TASK OBJECTIVE –
Transcribe each record below word for word.

====

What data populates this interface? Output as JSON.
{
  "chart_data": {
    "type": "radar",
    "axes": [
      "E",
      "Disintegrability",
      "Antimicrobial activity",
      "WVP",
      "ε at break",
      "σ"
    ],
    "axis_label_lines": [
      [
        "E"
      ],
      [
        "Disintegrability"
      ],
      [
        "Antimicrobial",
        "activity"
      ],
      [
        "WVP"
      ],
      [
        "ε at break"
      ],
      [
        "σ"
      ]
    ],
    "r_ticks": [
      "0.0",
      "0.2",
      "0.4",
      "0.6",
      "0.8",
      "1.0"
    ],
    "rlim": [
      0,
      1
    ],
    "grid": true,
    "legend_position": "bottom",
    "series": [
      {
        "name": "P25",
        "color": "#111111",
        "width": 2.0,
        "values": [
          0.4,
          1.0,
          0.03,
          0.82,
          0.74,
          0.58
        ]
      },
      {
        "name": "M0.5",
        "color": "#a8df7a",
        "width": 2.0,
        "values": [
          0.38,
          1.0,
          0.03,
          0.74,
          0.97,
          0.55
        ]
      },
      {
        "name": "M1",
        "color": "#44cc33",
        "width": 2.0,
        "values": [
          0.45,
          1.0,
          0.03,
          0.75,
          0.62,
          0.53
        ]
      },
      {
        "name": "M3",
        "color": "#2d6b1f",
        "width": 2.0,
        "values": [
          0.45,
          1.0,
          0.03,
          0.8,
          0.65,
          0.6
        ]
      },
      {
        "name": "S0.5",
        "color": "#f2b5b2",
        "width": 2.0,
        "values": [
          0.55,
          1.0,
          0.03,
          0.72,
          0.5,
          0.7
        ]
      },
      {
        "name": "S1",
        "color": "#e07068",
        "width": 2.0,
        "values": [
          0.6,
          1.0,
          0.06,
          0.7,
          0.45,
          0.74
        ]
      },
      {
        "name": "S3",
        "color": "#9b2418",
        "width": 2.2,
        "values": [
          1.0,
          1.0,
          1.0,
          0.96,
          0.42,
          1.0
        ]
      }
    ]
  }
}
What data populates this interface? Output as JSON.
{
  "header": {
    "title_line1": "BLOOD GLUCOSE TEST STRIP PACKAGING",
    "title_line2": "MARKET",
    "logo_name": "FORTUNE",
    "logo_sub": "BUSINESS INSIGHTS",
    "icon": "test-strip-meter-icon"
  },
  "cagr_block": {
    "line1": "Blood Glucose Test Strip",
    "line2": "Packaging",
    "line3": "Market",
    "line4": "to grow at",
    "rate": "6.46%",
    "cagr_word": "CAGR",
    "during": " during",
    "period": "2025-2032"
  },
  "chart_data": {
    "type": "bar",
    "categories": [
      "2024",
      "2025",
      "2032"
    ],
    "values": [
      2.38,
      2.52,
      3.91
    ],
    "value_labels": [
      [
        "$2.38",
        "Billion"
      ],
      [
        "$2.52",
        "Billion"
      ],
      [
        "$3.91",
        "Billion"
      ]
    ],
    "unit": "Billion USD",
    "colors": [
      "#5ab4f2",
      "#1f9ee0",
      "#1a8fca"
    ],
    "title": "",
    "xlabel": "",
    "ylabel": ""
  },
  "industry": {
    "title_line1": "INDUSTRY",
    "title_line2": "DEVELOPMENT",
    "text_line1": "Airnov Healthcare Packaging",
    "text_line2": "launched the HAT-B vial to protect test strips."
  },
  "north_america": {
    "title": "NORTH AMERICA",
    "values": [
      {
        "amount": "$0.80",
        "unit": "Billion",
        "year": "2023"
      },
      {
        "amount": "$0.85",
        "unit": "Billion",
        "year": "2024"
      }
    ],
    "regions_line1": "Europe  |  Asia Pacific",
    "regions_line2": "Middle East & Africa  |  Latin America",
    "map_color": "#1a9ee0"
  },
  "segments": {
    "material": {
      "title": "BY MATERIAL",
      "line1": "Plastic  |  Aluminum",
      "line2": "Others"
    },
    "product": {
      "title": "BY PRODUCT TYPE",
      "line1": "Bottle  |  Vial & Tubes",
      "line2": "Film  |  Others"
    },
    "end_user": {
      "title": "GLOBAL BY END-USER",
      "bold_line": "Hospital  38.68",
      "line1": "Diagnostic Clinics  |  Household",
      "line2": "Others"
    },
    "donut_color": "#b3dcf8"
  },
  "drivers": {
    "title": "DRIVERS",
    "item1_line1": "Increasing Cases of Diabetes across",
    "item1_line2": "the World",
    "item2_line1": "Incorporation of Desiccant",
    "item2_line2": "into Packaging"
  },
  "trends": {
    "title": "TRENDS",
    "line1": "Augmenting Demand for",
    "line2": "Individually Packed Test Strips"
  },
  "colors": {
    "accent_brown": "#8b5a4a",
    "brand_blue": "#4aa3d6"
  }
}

====

SOLUTION –
What data populates this interface? Output as JSON.
{
  "chart_data": {
    "type": "radar",
    "axes": [
      "E",
      "Disintegrability",
      "Antimicrobial activity",
      "WVP",
      "ε at break",
      "σ"
    ],
    "axis_label_lines": [
      [
        "E"
      ],
      [
        "Disintegrability"
      ],
      [
        "Antimicrobial",
        "activity"
      ],
      [
        "WVP"
      ],
      [
        "ε at break"
      ],
      [
        "σ"
      ]
    ],
    "r_ticks": [
      "0.0",
      "0.2",
      "0.4",
      "0.6",
      "0.8",
      "1.0"
    ],
    "rlim": [
      0,
      1
    ],
    "grid": true,
    "legend_position": "bottom",
    "series": [
      {
        "name": "P25",
        "color": "#111111",
        "width": 2.0,
        "values": [
          0.4,
          1.0,
          0.03,
          0.82,
          0.74,
          0.58
        ]
      },
      {
        "name": "M0.5",
        "color": "#a8df7a",
        "width": 2.0,
        "values": [
          0.38,
          1.0,
          0.03,
          0.74,
          0.97,
          0.55
        ]
      },
      {
        "name": "M1",
        "color": "#44cc33",
        "width": 2.0,
        "values": [
          0.45,
          1.0,
          0.03,
          0.75,
          0.62,
          0.53
        ]
      },
      {
        "name": "M3",
        "color": "#2d6b1f",
        "width": 2.0,
        "values": [
          0.45,
          1.0,
          0.03,
          0.8,
          0.65,
          0.6
        ]
      },
      {
        "name": "S0.5",
        "color": "#f2b5b2",
        "width": 2.0,
        "values": [
          0.55,
          1.0,
          0.03,
          0.72,
          0.5,
          0.7
        ]
      },
      {
        "name": "S1",
        "color": "#e07068",
        "width": 2.0,
        "values": [
          0.6,
          1.0,
          0.06,
          0.7,
          0.45,
          0.74
        ]
      },
      {
        "name": "S3",
        "color": "#9b2418",
        "width": 2.2,
        "values": [
          1.0,
          1.0,
          1.0,
          0.96,
          0.42,
          1.0
        ]
      }
    ]
  }
}
What data populates this interface? Output as JSON.
{
  "header": {
    "title_line1": "BLOOD GLUCOSE TEST STRIP PACKAGING",
    "title_line2": "MARKET",
    "logo_name": "FORTUNE",
    "logo_sub": "BUSINESS INSIGHTS",
    "icon": "test-strip-meter-icon"
  },
  "cagr_block": {
    "line1": "Blood Glucose Test Strip",
    "line2": "Packaging",
    "line3": "Market",
    "line4": "to grow at",
    "rate": "6.46%",
    "cagr_word": "CAGR",
    "during": " during",
    "period": "2025-2032"
  },
  "chart_data": {
    "type": "bar",
    "categories": [
      "2024",
      "2025",
      "2032"
    ],
    "values": [
      2.38,
      2.52,
      3.91
    ],
    "value_labels": [
      [
        "$2.38",
        "Billion"
      ],
      [
        "$2.52",
        "Billion"
      ],
      [
        "$3.91",
        "Billion"
      ]
    ],
    "unit": "Billion USD",
    "colors": [
      "#5ab4f2",
      "#1f9ee0",
      "#1a8fca"
    ],
    "title": "",
    "xlabel": "",
    "ylabel": ""
  },
  "industry": {
    "title_line1": "INDUSTRY",
    "title_line2": "DEVELOPMENT",
    "text_line1": "Airnov Healthcare Packaging",
    "text_line2": "launched the HAT-B vial to protect test strips."
  },
  "north_america": {
    "title": "NORTH AMERICA",
    "values": [
      {
        "amount": "$0.80",
        "unit": "Billion",
        "year": "2023"
      },
      {
        "amount": "$0.85",
        "unit": "Billion",
        "year": "2024"
      }
    ],
    "regions_line1": "Europe  |  Asia Pacific",
    "regions_line2": "Middle East & Africa  |  Latin America",
    "map_color": "#1a9ee0"
  },
  "segments": {
    "material": {
      "title": "BY MATERIAL",
      "line1": "Plastic  |  Aluminum",
      "line2": "Others"
    },
    "product": {
      "title": "BY PRODUCT TYPE",
      "line1": "Bottle  |  Vial & Tubes",
      "line2": "Film  |  Others"
    },
    "end_user": {
      "title": "GLOBAL BY END-USER",
      "bold_line": "Hospital  38.68",
      "line1": "Diagnostic Clinics  |  Household",
      "line2": "Others"
    },
    "donut_color": "#b3dcf8"
  },
  "drivers": {
    "title": "DRIVERS",
    "item1_line1": "Increasing Cases of Diabetes across",
    "item1_line2": "the World",
    "item2_line1": "Incorporation of Desiccant",
    "item2_line2": "into Packaging"
  },
  "trends": {
    "title": "TRENDS",
    "line1": "Augmenting Demand for",
    "line2": "Individually Packed Test Strips"
  },
  "colors": {
    "accent_brown": "#8b5a4a",
    "brand_blue": "#4aa3d6"
  }
}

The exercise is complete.